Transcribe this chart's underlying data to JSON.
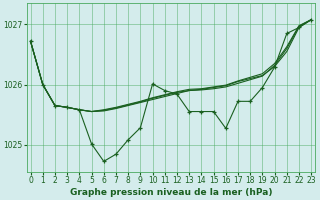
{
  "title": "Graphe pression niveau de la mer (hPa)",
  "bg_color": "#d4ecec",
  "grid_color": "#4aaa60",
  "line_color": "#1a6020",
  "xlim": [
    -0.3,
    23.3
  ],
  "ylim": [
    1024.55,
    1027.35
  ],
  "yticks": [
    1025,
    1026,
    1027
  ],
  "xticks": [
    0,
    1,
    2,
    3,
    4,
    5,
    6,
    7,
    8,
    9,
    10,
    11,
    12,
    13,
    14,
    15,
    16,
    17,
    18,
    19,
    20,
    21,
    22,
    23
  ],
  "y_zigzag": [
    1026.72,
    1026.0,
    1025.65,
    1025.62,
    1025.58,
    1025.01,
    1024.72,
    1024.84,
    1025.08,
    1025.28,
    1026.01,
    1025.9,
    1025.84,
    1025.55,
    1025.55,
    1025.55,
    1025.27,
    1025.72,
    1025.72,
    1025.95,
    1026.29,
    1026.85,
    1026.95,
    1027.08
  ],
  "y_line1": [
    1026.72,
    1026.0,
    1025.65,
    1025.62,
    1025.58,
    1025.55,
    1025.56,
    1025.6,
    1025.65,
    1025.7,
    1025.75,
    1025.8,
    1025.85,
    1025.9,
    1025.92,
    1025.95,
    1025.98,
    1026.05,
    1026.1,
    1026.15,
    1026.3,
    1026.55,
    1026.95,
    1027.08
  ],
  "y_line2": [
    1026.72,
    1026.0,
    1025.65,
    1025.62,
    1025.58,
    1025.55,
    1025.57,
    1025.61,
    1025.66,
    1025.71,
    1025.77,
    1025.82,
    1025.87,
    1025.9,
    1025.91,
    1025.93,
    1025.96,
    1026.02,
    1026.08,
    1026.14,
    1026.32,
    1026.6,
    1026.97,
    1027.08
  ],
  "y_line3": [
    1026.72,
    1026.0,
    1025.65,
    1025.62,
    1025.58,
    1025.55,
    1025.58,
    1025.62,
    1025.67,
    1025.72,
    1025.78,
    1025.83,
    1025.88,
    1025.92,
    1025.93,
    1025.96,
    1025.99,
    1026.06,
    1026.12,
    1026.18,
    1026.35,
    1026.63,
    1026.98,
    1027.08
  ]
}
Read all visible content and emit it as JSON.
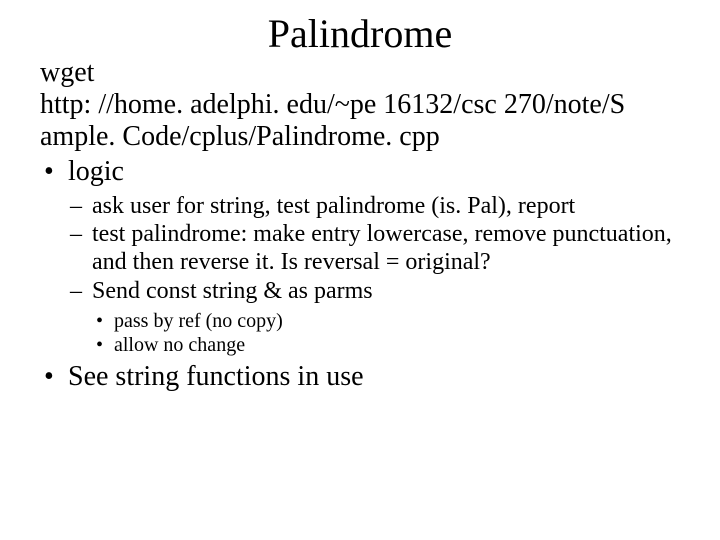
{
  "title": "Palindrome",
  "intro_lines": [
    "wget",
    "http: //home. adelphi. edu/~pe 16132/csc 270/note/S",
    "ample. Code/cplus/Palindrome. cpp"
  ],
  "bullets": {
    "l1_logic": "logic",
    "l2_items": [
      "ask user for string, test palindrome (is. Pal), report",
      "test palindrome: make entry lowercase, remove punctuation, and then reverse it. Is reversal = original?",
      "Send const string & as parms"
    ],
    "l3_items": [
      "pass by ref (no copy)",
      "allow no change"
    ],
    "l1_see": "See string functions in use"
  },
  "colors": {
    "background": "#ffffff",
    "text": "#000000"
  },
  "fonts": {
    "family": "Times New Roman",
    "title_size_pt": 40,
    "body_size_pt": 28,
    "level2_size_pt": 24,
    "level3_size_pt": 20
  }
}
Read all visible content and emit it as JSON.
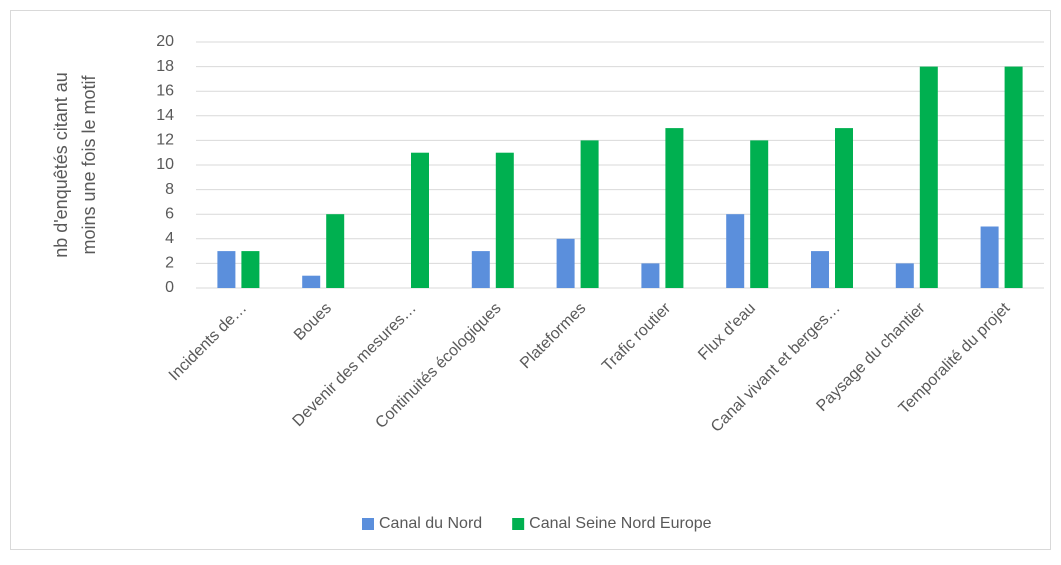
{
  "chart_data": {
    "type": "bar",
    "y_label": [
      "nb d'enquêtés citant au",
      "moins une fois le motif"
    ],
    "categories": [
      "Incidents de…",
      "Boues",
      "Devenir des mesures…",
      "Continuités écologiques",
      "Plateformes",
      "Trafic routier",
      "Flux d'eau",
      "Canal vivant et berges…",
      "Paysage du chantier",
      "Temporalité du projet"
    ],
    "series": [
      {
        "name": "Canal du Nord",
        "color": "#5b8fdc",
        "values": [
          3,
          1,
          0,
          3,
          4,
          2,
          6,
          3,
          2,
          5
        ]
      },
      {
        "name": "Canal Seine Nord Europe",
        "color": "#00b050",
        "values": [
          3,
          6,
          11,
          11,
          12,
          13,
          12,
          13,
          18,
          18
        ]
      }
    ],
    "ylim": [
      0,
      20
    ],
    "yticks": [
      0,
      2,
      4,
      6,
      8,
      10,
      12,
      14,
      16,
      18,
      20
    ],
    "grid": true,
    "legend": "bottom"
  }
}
******************************
[Goal of the exercise]: From the listing above, collect each line in which the string "Nord" appears.

[Written answer]:
        "name": "Canal du Nord",
        "name": "Canal Seine Nord Europe",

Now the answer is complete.